THE TASK
Copy every one of the following lines exactly as it appears.

## BEGIN

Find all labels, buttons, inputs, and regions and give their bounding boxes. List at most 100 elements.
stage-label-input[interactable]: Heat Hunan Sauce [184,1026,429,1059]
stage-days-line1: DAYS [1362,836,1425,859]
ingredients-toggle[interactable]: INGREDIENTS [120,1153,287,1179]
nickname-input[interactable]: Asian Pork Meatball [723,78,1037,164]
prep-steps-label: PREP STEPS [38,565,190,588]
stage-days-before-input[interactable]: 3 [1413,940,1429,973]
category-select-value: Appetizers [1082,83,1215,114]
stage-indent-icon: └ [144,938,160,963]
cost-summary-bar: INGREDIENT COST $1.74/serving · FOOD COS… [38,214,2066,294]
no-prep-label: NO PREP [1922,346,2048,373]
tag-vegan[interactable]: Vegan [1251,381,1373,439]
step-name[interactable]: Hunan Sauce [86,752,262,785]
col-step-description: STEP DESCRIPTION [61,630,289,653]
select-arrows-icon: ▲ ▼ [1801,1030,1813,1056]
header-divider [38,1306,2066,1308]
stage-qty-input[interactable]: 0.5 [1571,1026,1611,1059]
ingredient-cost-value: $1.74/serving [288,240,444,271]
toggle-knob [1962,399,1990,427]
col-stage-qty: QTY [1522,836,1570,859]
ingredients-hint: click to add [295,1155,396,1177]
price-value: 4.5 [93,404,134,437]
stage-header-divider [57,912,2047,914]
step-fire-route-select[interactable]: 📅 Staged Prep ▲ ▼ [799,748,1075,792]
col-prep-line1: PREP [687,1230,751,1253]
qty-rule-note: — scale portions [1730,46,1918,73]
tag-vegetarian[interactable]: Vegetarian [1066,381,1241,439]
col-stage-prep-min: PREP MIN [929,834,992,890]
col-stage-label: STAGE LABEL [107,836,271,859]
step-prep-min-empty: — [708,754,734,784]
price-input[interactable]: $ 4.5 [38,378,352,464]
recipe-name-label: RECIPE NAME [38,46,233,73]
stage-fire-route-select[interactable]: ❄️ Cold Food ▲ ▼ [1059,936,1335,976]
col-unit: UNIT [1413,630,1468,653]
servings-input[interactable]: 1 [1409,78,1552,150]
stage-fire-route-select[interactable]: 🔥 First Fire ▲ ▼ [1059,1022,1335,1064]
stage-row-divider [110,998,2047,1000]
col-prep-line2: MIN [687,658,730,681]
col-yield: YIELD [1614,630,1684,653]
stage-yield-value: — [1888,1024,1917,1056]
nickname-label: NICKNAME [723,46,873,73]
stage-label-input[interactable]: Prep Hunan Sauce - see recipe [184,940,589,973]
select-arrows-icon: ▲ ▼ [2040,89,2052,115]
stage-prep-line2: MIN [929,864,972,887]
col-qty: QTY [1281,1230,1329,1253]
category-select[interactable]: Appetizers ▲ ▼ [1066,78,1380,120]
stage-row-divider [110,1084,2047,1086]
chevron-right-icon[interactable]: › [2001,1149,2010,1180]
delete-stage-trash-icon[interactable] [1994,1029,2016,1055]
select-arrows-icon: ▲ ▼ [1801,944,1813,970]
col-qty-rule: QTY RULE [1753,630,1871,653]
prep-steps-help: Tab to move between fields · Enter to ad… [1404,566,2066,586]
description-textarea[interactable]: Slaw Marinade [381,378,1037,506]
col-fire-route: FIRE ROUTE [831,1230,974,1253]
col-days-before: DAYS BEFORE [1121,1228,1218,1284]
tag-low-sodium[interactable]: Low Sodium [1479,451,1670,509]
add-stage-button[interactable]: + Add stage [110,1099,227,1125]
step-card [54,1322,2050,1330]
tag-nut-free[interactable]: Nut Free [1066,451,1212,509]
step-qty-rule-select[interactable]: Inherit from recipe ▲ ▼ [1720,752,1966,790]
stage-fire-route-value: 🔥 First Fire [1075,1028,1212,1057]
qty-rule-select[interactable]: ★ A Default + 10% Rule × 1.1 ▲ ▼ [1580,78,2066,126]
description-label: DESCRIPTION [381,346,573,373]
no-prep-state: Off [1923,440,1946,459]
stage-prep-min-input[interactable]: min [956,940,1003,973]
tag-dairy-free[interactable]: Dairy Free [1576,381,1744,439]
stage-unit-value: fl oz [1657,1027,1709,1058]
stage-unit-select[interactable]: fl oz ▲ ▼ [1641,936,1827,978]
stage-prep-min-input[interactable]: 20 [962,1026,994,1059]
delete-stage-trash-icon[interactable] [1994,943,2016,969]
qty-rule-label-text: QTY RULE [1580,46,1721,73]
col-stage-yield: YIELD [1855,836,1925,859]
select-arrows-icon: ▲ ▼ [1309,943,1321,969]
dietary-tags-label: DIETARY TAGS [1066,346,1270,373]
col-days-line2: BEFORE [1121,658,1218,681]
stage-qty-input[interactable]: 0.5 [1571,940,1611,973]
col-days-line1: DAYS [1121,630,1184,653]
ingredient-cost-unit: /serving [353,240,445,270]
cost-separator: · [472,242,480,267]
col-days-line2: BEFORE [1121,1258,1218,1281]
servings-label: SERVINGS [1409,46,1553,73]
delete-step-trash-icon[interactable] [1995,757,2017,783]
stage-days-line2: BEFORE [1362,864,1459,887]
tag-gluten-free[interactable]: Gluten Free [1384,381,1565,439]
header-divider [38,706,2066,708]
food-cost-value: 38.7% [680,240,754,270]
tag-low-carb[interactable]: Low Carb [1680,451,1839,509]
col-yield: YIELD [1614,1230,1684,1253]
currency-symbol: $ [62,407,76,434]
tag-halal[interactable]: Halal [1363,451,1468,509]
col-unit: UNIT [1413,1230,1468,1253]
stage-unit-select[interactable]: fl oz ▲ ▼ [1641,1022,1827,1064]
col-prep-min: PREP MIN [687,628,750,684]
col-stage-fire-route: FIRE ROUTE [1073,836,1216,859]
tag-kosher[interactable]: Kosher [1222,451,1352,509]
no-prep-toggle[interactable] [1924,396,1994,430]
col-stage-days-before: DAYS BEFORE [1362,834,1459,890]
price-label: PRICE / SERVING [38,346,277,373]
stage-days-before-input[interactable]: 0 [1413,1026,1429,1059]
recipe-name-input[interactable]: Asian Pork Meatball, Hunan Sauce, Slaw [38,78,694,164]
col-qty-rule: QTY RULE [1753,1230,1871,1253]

## END

ANSWER TO THE PROBLEM
Find all labels, buttons, inputs, and regions and give their bounding boxes. List at most 100 elements.
stage-label-input[interactable]: Heat Hunan Sauce [184,1026,429,1059]
stage-days-line1: DAYS [1362,836,1425,859]
ingredients-toggle[interactable]: INGREDIENTS [120,1153,287,1179]
nickname-input[interactable]: Asian Pork Meatball [723,78,1037,164]
prep-steps-label: PREP STEPS [38,565,190,588]
stage-days-before-input[interactable]: 3 [1413,940,1429,973]
category-select-value: Appetizers [1082,83,1215,114]
stage-indent-icon: └ [144,938,160,963]
cost-summary-bar: INGREDIENT COST $1.74/serving · FOOD COS… [38,214,2066,294]
no-prep-label: NO PREP [1922,346,2048,373]
tag-vegan[interactable]: Vegan [1251,381,1373,439]
step-name[interactable]: Hunan Sauce [86,752,262,785]
col-step-description: STEP DESCRIPTION [61,630,289,653]
select-arrows-icon: ▲ ▼ [1801,1030,1813,1056]
header-divider [38,1306,2066,1308]
stage-qty-input[interactable]: 0.5 [1571,1026,1611,1059]
ingredient-cost-value: $1.74/serving [288,240,444,271]
toggle-knob [1962,399,1990,427]
col-stage-qty: QTY [1522,836,1570,859]
ingredients-hint: click to add [295,1155,396,1177]
price-value: 4.5 [93,404,134,437]
stage-header-divider [57,912,2047,914]
step-fire-route-select[interactable]: 📅 Staged Prep ▲ ▼ [799,748,1075,792]
col-prep-line1: PREP [687,1230,751,1253]
qty-rule-note: — scale portions [1730,46,1918,73]
tag-vegetarian[interactable]: Vegetarian [1066,381,1241,439]
col-stage-prep-min: PREP MIN [929,834,992,890]
col-stage-label: STAGE LABEL [107,836,271,859]
step-prep-min-empty: — [708,754,734,784]
price-input[interactable]: $ 4.5 [38,378,352,464]
recipe-name-label: RECIPE NAME [38,46,233,73]
stage-fire-route-select[interactable]: ❄️ Cold Food ▲ ▼ [1059,936,1335,976]
col-unit: UNIT [1413,630,1468,653]
servings-input[interactable]: 1 [1409,78,1552,150]
stage-fire-route-select[interactable]: 🔥 First Fire ▲ ▼ [1059,1022,1335,1064]
stage-row-divider [110,998,2047,1000]
col-prep-line2: MIN [687,658,730,681]
col-yield: YIELD [1614,630,1684,653]
stage-yield-value: — [1888,1024,1917,1056]
nickname-label: NICKNAME [723,46,873,73]
stage-label-input[interactable]: Prep Hunan Sauce - see recipe [184,940,589,973]
select-arrows-icon: ▲ ▼ [2040,89,2052,115]
stage-prep-line2: MIN [929,864,972,887]
col-qty: QTY [1281,1230,1329,1253]
category-select[interactable]: Appetizers ▲ ▼ [1066,78,1380,120]
stage-row-divider [110,1084,2047,1086]
chevron-right-icon[interactable]: › [2001,1149,2010,1180]
delete-stage-trash-icon[interactable] [1994,1029,2016,1055]
select-arrows-icon: ▲ ▼ [1801,944,1813,970]
col-qty-rule: QTY RULE [1753,630,1871,653]
prep-steps-help: Tab to move between fields · Enter to ad… [1404,566,2066,586]
description-textarea[interactable]: Slaw Marinade [381,378,1037,506]
col-fire-route: FIRE ROUTE [831,1230,974,1253]
col-days-before: DAYS BEFORE [1121,1228,1218,1284]
tag-low-sodium[interactable]: Low Sodium [1479,451,1670,509]
add-stage-button[interactable]: + Add stage [110,1099,227,1125]
step-card [54,1322,2050,1330]
tag-nut-free[interactable]: Nut Free [1066,451,1212,509]
step-qty-rule-select[interactable]: Inherit from recipe ▲ ▼ [1720,752,1966,790]
stage-fire-route-value: 🔥 First Fire [1075,1028,1212,1057]
qty-rule-select[interactable]: ★ A Default + 10% Rule × 1.1 ▲ ▼ [1580,78,2066,126]
description-label: DESCRIPTION [381,346,573,373]
no-prep-state: Off [1923,440,1946,459]
stage-prep-min-input[interactable]: min [956,940,1003,973]
tag-dairy-free[interactable]: Dairy Free [1576,381,1744,439]
stage-unit-value: fl oz [1657,1027,1709,1058]
stage-unit-select[interactable]: fl oz ▲ ▼ [1641,936,1827,978]
stage-prep-min-input[interactable]: 20 [962,1026,994,1059]
delete-stage-trash-icon[interactable] [1994,943,2016,969]
qty-rule-label-text: QTY RULE [1580,46,1721,73]
col-stage-yield: YIELD [1855,836,1925,859]
select-arrows-icon: ▲ ▼ [1309,943,1321,969]
dietary-tags-label: DIETARY TAGS [1066,346,1270,373]
col-days-line2: BEFORE [1121,658,1218,681]
stage-qty-input[interactable]: 0.5 [1571,940,1611,973]
col-days-line1: DAYS [1121,630,1184,653]
ingredient-cost-unit: /serving [353,240,445,270]
cost-separator: · [472,242,480,267]
col-days-line2: BEFORE [1121,1258,1218,1281]
servings-label: SERVINGS [1409,46,1553,73]
delete-step-trash-icon[interactable] [1995,757,2017,783]
stage-days-line2: BEFORE [1362,864,1459,887]
tag-gluten-free[interactable]: Gluten Free [1384,381,1565,439]
header-divider [38,706,2066,708]
food-cost-value: 38.7% [680,240,754,270]
tag-low-carb[interactable]: Low Carb [1680,451,1839,509]
col-yield: YIELD [1614,1230,1684,1253]
currency-symbol: $ [62,407,76,434]
tag-halal[interactable]: Halal [1363,451,1468,509]
col-unit: UNIT [1413,1230,1468,1253]
stage-unit-select[interactable]: fl oz ▲ ▼ [1641,1022,1827,1064]
col-prep-min: PREP MIN [687,628,750,684]
col-stage-fire-route: FIRE ROUTE [1073,836,1216,859]
tag-kosher[interactable]: Kosher [1222,451,1352,509]
no-prep-toggle[interactable] [1924,396,1994,430]
col-stage-days-before: DAYS BEFORE [1362,834,1459,890]
price-label: PRICE / SERVING [38,346,277,373]
stage-days-before-input[interactable]: 0 [1413,1026,1429,1059]
recipe-name-input[interactable]: Asian Pork Meatball, Hunan Sauce, Slaw [38,78,694,164]
col-qty-rule: QTY RULE [1753,1230,1871,1253]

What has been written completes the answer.